> INPUT RECORDS

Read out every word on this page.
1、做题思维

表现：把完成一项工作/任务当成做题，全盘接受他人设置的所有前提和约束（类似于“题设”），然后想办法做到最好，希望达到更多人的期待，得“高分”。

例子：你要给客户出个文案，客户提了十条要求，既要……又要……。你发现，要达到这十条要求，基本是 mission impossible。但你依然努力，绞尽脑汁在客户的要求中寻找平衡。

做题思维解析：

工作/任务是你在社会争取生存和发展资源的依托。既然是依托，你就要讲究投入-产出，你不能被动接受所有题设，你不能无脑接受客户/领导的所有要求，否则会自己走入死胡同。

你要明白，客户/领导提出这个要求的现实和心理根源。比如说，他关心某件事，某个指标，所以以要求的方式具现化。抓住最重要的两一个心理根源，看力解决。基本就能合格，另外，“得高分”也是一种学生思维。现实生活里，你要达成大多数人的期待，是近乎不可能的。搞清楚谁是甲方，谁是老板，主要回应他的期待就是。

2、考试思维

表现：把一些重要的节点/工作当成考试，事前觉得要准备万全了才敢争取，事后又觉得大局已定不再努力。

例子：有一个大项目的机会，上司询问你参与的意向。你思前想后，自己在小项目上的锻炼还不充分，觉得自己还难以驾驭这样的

> WORK INSTRUCTIONS
Set down the material above again, word for word.

> ANSWER TO THE PROBLEM
Read out every word on this page.
1、做题思维

表现：把完成一项工作/任务当成做题，全盘接受他人设置的所有前提和约束（类似于“题设”），然后想办法做到最好，希望达到更多人的期待，得“高分”。

例子：你要给客户出个文案，客户提了十条要求，既要……又要……。你发现，要达到这十条要求，基本是 mission impossible。但你依然努力，绞尽脑汁在客户的要求中寻找平衡。

做题思维解析：

工作/任务是你在社会争取生存和发展资源的依托。既然是依托，你就要讲究投入-产出，你不能被动接受所有题设，你不能无脑接受客户/领导的所有要求，否则会自己走入死胡同。

你要明白，客户/领导提出这个要求的现实和心理根源。比如说，他关心某件事，某个指标，所以以要求的方式具现化。抓住最重要的两一个心理根源，看力解决。基本就能合格，另外，“得高分”也是一种学生思维。现实生活里，你要达成大多数人的期待，是近乎不可能的。搞清楚谁是甲方，谁是老板，主要回应他的期待就是。

2、考试思维

表现：把一些重要的节点/工作当成考试，事前觉得要准备万全了才敢争取，事后又觉得大局已定不再努力。

例子：有一个大项目的机会，上司询问你参与的意向。你思前想后，自己在小项目上的锻炼还不充分，觉得自己还难以驾驭这样的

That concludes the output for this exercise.